→ WRITTEN PROBLEM
Reproduce the records exactly.

→ DATA SHOWN
╭──
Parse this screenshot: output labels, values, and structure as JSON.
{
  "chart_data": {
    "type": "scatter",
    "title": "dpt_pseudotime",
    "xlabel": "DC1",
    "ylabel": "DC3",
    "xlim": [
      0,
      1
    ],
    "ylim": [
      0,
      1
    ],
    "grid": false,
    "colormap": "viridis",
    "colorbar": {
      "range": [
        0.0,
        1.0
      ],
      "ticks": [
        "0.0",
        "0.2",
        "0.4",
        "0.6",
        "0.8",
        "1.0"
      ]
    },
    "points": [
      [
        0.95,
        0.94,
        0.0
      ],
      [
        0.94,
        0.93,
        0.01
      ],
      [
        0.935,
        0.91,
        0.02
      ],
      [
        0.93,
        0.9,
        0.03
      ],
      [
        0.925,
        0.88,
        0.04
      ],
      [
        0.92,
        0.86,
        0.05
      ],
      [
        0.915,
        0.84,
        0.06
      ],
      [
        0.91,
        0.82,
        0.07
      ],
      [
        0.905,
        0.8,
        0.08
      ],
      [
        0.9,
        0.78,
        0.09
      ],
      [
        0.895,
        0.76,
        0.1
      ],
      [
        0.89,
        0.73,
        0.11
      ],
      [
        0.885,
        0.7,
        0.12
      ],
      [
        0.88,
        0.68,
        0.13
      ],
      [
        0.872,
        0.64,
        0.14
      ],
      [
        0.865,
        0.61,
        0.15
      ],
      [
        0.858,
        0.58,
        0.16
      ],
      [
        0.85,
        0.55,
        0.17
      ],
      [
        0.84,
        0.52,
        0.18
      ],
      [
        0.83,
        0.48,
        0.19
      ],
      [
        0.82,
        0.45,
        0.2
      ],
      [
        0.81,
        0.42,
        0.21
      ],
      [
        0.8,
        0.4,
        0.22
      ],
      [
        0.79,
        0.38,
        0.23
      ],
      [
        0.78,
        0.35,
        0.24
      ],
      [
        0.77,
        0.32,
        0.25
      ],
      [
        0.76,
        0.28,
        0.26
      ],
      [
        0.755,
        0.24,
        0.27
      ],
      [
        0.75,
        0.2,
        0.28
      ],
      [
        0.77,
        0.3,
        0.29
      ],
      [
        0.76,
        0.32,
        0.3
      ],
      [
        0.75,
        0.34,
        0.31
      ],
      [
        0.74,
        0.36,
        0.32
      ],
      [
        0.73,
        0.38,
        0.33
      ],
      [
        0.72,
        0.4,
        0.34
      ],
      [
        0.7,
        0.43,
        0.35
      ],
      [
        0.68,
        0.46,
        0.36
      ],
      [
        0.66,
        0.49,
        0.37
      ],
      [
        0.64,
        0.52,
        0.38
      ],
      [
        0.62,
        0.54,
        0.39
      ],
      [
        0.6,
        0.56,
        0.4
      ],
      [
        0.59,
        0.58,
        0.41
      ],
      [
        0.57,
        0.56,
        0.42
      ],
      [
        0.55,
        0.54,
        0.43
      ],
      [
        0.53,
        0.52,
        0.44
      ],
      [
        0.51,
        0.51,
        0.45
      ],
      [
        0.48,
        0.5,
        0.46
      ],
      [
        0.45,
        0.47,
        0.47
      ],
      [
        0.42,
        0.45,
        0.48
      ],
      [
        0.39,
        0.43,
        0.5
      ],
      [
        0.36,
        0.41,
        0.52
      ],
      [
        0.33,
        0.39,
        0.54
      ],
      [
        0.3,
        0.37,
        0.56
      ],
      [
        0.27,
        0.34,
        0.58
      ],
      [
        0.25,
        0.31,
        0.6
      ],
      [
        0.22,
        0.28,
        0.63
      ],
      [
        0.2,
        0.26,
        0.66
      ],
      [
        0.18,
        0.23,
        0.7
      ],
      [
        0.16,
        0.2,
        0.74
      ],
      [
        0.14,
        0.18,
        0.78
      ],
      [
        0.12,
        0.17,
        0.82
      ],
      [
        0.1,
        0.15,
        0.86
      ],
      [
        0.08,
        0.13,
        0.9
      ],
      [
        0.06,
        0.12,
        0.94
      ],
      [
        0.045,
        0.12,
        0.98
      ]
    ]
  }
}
╰──
→ ANSWER IN FULL
Parse this screenshot: output labels, values, and structure as JSON.
{
  "chart_data": {
    "type": "scatter",
    "title": "dpt_pseudotime",
    "xlabel": "DC1",
    "ylabel": "DC3",
    "xlim": [
      0,
      1
    ],
    "ylim": [
      0,
      1
    ],
    "grid": false,
    "colormap": "viridis",
    "colorbar": {
      "range": [
        0.0,
        1.0
      ],
      "ticks": [
        "0.0",
        "0.2",
        "0.4",
        "0.6",
        "0.8",
        "1.0"
      ]
    },
    "points": [
      [
        0.95,
        0.94,
        0.0
      ],
      [
        0.94,
        0.93,
        0.01
      ],
      [
        0.935,
        0.91,
        0.02
      ],
      [
        0.93,
        0.9,
        0.03
      ],
      [
        0.925,
        0.88,
        0.04
      ],
      [
        0.92,
        0.86,
        0.05
      ],
      [
        0.915,
        0.84,
        0.06
      ],
      [
        0.91,
        0.82,
        0.07
      ],
      [
        0.905,
        0.8,
        0.08
      ],
      [
        0.9,
        0.78,
        0.09
      ],
      [
        0.895,
        0.76,
        0.1
      ],
      [
        0.89,
        0.73,
        0.11
      ],
      [
        0.885,
        0.7,
        0.12
      ],
      [
        0.88,
        0.68,
        0.13
      ],
      [
        0.872,
        0.64,
        0.14
      ],
      [
        0.865,
        0.61,
        0.15
      ],
      [
        0.858,
        0.58,
        0.16
      ],
      [
        0.85,
        0.55,
        0.17
      ],
      [
        0.84,
        0.52,
        0.18
      ],
      [
        0.83,
        0.48,
        0.19
      ],
      [
        0.82,
        0.45,
        0.2
      ],
      [
        0.81,
        0.42,
        0.21
      ],
      [
        0.8,
        0.4,
        0.22
      ],
      [
        0.79,
        0.38,
        0.23
      ],
      [
        0.78,
        0.35,
        0.24
      ],
      [
        0.77,
        0.32,
        0.25
      ],
      [
        0.76,
        0.28,
        0.26
      ],
      [
        0.755,
        0.24,
        0.27
      ],
      [
        0.75,
        0.2,
        0.28
      ],
      [
        0.77,
        0.3,
        0.29
      ],
      [
        0.76,
        0.32,
        0.3
      ],
      [
        0.75,
        0.34,
        0.31
      ],
      [
        0.74,
        0.36,
        0.32
      ],
      [
        0.73,
        0.38,
        0.33
      ],
      [
        0.72,
        0.4,
        0.34
      ],
      [
        0.7,
        0.43,
        0.35
      ],
      [
        0.68,
        0.46,
        0.36
      ],
      [
        0.66,
        0.49,
        0.37
      ],
      [
        0.64,
        0.52,
        0.38
      ],
      [
        0.62,
        0.54,
        0.39
      ],
      [
        0.6,
        0.56,
        0.4
      ],
      [
        0.59,
        0.58,
        0.41
      ],
      [
        0.57,
        0.56,
        0.42
      ],
      [
        0.55,
        0.54,
        0.43
      ],
      [
        0.53,
        0.52,
        0.44
      ],
      [
        0.51,
        0.51,
        0.45
      ],
      [
        0.48,
        0.5,
        0.46
      ],
      [
        0.45,
        0.47,
        0.47
      ],
      [
        0.42,
        0.45,
        0.48
      ],
      [
        0.39,
        0.43,
        0.5
      ],
      [
        0.36,
        0.41,
        0.52
      ],
      [
        0.33,
        0.39,
        0.54
      ],
      [
        0.3,
        0.37,
        0.56
      ],
      [
        0.27,
        0.34,
        0.58
      ],
      [
        0.25,
        0.31,
        0.6
      ],
      [
        0.22,
        0.28,
        0.63
      ],
      [
        0.2,
        0.26,
        0.66
      ],
      [
        0.18,
        0.23,
        0.7
      ],
      [
        0.16,
        0.2,
        0.74
      ],
      [
        0.14,
        0.18,
        0.78
      ],
      [
        0.12,
        0.17,
        0.82
      ],
      [
        0.1,
        0.15,
        0.86
      ],
      [
        0.08,
        0.13,
        0.9
      ],
      [
        0.06,
        0.12,
        0.94
      ],
      [
        0.045,
        0.12,
        0.98
      ]
    ]
  }
}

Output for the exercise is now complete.